Task inputs

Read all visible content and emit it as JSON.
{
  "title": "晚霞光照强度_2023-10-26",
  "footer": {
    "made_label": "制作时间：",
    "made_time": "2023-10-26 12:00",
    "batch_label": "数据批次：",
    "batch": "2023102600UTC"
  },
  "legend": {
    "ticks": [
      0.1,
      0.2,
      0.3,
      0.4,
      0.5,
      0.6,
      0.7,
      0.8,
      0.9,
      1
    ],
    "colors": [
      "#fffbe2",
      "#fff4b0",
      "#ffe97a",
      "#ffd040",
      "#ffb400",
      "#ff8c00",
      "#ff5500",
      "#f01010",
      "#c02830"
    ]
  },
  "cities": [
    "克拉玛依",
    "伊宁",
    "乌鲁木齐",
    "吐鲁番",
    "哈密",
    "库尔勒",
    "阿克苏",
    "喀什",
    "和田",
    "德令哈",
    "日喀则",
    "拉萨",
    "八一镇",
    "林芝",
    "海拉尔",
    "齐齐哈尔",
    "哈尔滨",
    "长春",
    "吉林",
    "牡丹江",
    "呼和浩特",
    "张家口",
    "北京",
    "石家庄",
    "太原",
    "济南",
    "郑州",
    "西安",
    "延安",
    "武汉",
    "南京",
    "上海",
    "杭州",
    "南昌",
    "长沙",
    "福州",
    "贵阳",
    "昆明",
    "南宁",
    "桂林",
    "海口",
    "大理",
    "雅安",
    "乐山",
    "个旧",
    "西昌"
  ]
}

Given exercise
Repeat every record exactly as written, please.

Complete output
Read all visible content and emit it as JSON.
{
  "title": "晚霞光照强度_2023-10-26",
  "footer": {
    "made_label": "制作时间：",
    "made_time": "2023-10-26 12:00",
    "batch_label": "数据批次：",
    "batch": "2023102600UTC"
  },
  "legend": {
    "ticks": [
      0.1,
      0.2,
      0.3,
      0.4,
      0.5,
      0.6,
      0.7,
      0.8,
      0.9,
      1
    ],
    "colors": [
      "#fffbe2",
      "#fff4b0",
      "#ffe97a",
      "#ffd040",
      "#ffb400",
      "#ff8c00",
      "#ff5500",
      "#f01010",
      "#c02830"
    ]
  },
  "cities": [
    "克拉玛依",
    "伊宁",
    "乌鲁木齐",
    "吐鲁番",
    "哈密",
    "库尔勒",
    "阿克苏",
    "喀什",
    "和田",
    "德令哈",
    "日喀则",
    "拉萨",
    "八一镇",
    "林芝",
    "海拉尔",
    "齐齐哈尔",
    "哈尔滨",
    "长春",
    "吉林",
    "牡丹江",
    "呼和浩特",
    "张家口",
    "北京",
    "石家庄",
    "太原",
    "济南",
    "郑州",
    "西安",
    "延安",
    "武汉",
    "南京",
    "上海",
    "杭州",
    "南昌",
    "长沙",
    "福州",
    "贵阳",
    "昆明",
    "南宁",
    "桂林",
    "海口",
    "大理",
    "雅安",
    "乐山",
    "个旧",
    "西昌"
  ]
}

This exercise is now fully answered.